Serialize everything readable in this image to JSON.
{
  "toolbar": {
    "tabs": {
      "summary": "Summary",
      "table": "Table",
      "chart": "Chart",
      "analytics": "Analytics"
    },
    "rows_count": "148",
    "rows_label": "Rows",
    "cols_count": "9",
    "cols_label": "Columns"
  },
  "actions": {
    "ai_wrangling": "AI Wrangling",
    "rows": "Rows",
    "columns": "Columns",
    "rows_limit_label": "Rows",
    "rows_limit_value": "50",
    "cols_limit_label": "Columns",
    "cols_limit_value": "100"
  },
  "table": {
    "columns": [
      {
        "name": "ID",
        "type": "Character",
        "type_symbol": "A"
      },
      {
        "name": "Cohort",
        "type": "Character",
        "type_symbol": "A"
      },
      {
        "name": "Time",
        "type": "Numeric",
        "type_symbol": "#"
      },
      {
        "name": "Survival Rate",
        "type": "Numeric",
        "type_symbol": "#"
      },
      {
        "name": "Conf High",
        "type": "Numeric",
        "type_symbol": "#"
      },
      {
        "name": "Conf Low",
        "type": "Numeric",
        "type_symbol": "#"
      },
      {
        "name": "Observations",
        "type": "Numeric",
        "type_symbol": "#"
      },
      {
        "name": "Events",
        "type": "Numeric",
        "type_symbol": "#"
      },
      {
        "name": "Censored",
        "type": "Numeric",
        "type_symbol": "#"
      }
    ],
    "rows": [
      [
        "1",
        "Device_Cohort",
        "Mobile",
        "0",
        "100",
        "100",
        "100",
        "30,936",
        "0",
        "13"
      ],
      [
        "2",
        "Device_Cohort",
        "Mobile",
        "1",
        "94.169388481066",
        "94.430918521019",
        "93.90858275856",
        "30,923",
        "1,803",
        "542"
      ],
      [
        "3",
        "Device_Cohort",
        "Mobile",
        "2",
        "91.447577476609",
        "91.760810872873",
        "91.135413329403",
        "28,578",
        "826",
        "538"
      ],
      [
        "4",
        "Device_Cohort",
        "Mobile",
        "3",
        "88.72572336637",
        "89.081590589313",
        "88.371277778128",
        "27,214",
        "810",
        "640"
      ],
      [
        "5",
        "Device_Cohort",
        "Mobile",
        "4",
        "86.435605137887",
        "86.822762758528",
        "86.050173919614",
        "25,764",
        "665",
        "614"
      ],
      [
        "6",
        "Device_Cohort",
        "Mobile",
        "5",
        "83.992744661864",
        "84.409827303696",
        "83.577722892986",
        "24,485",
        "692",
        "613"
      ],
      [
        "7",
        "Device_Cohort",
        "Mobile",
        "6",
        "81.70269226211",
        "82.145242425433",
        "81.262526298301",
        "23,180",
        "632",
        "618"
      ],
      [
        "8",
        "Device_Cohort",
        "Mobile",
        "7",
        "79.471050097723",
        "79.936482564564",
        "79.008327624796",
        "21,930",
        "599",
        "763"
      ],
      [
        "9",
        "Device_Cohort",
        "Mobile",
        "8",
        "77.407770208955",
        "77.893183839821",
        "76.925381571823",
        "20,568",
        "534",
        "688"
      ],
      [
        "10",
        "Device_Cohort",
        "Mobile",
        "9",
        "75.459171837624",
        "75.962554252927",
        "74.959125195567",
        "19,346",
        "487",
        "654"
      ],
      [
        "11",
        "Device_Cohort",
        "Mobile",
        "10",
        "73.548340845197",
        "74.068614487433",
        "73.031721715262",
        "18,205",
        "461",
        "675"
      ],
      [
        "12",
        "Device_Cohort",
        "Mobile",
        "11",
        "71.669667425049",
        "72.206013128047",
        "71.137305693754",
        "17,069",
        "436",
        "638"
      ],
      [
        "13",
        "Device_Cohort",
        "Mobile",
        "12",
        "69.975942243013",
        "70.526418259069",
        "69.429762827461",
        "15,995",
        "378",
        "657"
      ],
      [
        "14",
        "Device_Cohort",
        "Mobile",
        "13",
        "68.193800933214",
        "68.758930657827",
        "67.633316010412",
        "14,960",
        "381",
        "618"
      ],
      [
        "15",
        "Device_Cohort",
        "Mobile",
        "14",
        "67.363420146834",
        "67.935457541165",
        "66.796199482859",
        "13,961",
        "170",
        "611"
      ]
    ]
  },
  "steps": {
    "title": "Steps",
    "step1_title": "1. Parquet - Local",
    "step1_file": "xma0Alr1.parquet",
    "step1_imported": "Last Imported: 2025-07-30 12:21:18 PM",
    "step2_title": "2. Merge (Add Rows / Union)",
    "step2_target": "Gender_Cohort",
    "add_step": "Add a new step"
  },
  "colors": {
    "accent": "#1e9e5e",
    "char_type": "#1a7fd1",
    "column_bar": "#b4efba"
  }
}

■ Work instructions ■
Set down the listing in full, keeping every word exactly as it is.

■ Written response ■
Serialize everything readable in this image to JSON.
{
  "toolbar": {
    "tabs": {
      "summary": "Summary",
      "table": "Table",
      "chart": "Chart",
      "analytics": "Analytics"
    },
    "rows_count": "148",
    "rows_label": "Rows",
    "cols_count": "9",
    "cols_label": "Columns"
  },
  "actions": {
    "ai_wrangling": "AI Wrangling",
    "rows": "Rows",
    "columns": "Columns",
    "rows_limit_label": "Rows",
    "rows_limit_value": "50",
    "cols_limit_label": "Columns",
    "cols_limit_value": "100"
  },
  "table": {
    "columns": [
      {
        "name": "ID",
        "type": "Character",
        "type_symbol": "A"
      },
      {
        "name": "Cohort",
        "type": "Character",
        "type_symbol": "A"
      },
      {
        "name": "Time",
        "type": "Numeric",
        "type_symbol": "#"
      },
      {
        "name": "Survival Rate",
        "type": "Numeric",
        "type_symbol": "#"
      },
      {
        "name": "Conf High",
        "type": "Numeric",
        "type_symbol": "#"
      },
      {
        "name": "Conf Low",
        "type": "Numeric",
        "type_symbol": "#"
      },
      {
        "name": "Observations",
        "type": "Numeric",
        "type_symbol": "#"
      },
      {
        "name": "Events",
        "type": "Numeric",
        "type_symbol": "#"
      },
      {
        "name": "Censored",
        "type": "Numeric",
        "type_symbol": "#"
      }
    ],
    "rows": [
      [
        "1",
        "Device_Cohort",
        "Mobile",
        "0",
        "100",
        "100",
        "100",
        "30,936",
        "0",
        "13"
      ],
      [
        "2",
        "Device_Cohort",
        "Mobile",
        "1",
        "94.169388481066",
        "94.430918521019",
        "93.90858275856",
        "30,923",
        "1,803",
        "542"
      ],
      [
        "3",
        "Device_Cohort",
        "Mobile",
        "2",
        "91.447577476609",
        "91.760810872873",
        "91.135413329403",
        "28,578",
        "826",
        "538"
      ],
      [
        "4",
        "Device_Cohort",
        "Mobile",
        "3",
        "88.72572336637",
        "89.081590589313",
        "88.371277778128",
        "27,214",
        "810",
        "640"
      ],
      [
        "5",
        "Device_Cohort",
        "Mobile",
        "4",
        "86.435605137887",
        "86.822762758528",
        "86.050173919614",
        "25,764",
        "665",
        "614"
      ],
      [
        "6",
        "Device_Cohort",
        "Mobile",
        "5",
        "83.992744661864",
        "84.409827303696",
        "83.577722892986",
        "24,485",
        "692",
        "613"
      ],
      [
        "7",
        "Device_Cohort",
        "Mobile",
        "6",
        "81.70269226211",
        "82.145242425433",
        "81.262526298301",
        "23,180",
        "632",
        "618"
      ],
      [
        "8",
        "Device_Cohort",
        "Mobile",
        "7",
        "79.471050097723",
        "79.936482564564",
        "79.008327624796",
        "21,930",
        "599",
        "763"
      ],
      [
        "9",
        "Device_Cohort",
        "Mobile",
        "8",
        "77.407770208955",
        "77.893183839821",
        "76.925381571823",
        "20,568",
        "534",
        "688"
      ],
      [
        "10",
        "Device_Cohort",
        "Mobile",
        "9",
        "75.459171837624",
        "75.962554252927",
        "74.959125195567",
        "19,346",
        "487",
        "654"
      ],
      [
        "11",
        "Device_Cohort",
        "Mobile",
        "10",
        "73.548340845197",
        "74.068614487433",
        "73.031721715262",
        "18,205",
        "461",
        "675"
      ],
      [
        "12",
        "Device_Cohort",
        "Mobile",
        "11",
        "71.669667425049",
        "72.206013128047",
        "71.137305693754",
        "17,069",
        "436",
        "638"
      ],
      [
        "13",
        "Device_Cohort",
        "Mobile",
        "12",
        "69.975942243013",
        "70.526418259069",
        "69.429762827461",
        "15,995",
        "378",
        "657"
      ],
      [
        "14",
        "Device_Cohort",
        "Mobile",
        "13",
        "68.193800933214",
        "68.758930657827",
        "67.633316010412",
        "14,960",
        "381",
        "618"
      ],
      [
        "15",
        "Device_Cohort",
        "Mobile",
        "14",
        "67.363420146834",
        "67.935457541165",
        "66.796199482859",
        "13,961",
        "170",
        "611"
      ]
    ]
  },
  "steps": {
    "title": "Steps",
    "step1_title": "1. Parquet - Local",
    "step1_file": "xma0Alr1.parquet",
    "step1_imported": "Last Imported: 2025-07-30 12:21:18 PM",
    "step2_title": "2. Merge (Add Rows / Union)",
    "step2_target": "Gender_Cohort",
    "add_step": "Add a new step"
  },
  "colors": {
    "accent": "#1e9e5e",
    "char_type": "#1a7fd1",
    "column_bar": "#b4efba"
  }
}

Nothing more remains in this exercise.